= Given instruction =
Collect each line containing "удобной".

= Material for the task =
+ + + +

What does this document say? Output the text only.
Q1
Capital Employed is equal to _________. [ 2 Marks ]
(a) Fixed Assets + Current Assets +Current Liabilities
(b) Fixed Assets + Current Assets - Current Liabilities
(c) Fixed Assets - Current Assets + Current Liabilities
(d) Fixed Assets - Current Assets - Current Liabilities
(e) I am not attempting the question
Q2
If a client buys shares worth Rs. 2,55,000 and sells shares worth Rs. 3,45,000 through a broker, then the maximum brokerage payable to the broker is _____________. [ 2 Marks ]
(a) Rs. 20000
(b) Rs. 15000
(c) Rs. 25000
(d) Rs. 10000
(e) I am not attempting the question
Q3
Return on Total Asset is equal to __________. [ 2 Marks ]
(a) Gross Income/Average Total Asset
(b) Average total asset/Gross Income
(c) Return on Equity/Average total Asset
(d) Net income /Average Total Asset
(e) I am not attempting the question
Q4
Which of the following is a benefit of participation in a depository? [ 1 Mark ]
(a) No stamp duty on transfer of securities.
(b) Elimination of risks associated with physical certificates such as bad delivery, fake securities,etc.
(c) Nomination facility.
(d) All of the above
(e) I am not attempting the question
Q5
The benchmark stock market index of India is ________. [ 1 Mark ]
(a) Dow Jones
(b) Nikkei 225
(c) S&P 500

+ + + +

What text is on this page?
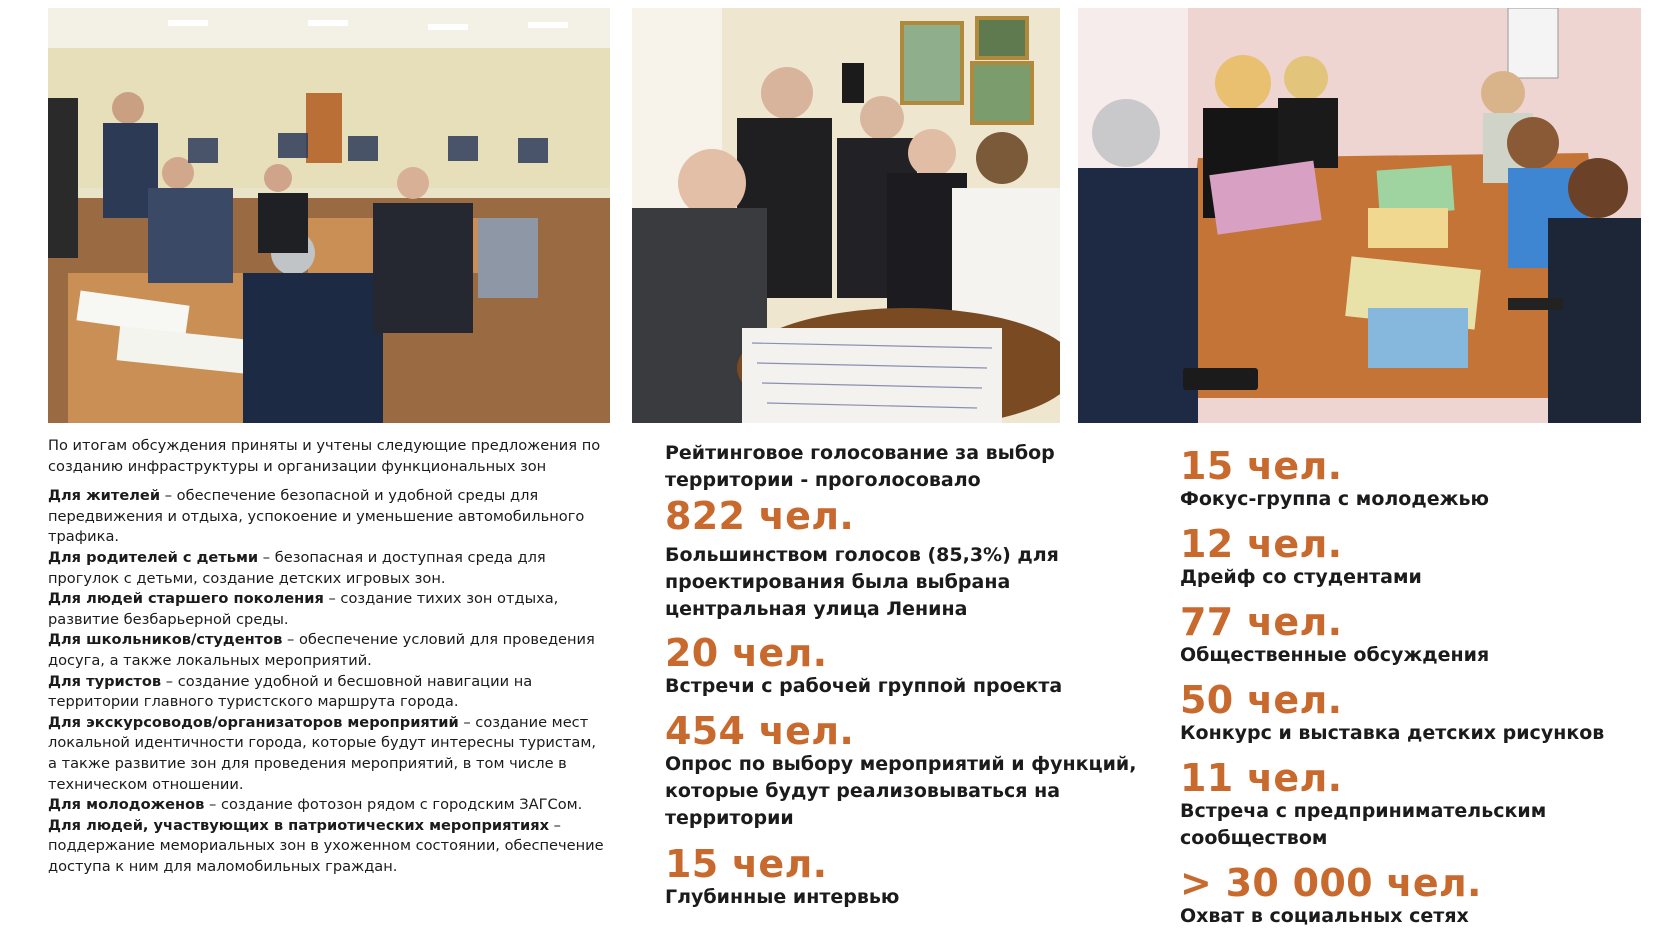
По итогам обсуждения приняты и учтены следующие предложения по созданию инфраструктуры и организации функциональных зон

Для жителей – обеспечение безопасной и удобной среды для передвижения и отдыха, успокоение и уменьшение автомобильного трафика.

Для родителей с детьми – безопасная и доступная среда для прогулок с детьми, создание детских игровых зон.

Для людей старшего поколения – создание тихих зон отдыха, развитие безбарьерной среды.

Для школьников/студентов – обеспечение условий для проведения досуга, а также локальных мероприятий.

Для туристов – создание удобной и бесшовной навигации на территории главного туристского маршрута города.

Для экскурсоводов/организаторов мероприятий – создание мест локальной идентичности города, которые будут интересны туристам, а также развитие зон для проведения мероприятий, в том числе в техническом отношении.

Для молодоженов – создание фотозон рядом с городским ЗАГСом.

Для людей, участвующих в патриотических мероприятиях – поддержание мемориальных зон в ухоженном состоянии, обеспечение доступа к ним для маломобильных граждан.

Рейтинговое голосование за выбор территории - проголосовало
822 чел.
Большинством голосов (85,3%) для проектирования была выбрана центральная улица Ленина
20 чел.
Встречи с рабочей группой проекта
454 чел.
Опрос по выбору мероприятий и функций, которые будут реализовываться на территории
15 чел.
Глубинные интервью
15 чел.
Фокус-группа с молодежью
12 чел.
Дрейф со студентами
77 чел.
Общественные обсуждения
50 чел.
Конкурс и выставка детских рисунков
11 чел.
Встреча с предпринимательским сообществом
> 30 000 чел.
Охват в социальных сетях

+ + + +

= Finished answer =
Для жителей – обеспечение безопасной и удобной среды для передвижения и отдыха, успокоение и уменьшение автомобильного трафика.
Для туристов – создание удобной и бесшовной навигации на территории главного туристского маршрута города.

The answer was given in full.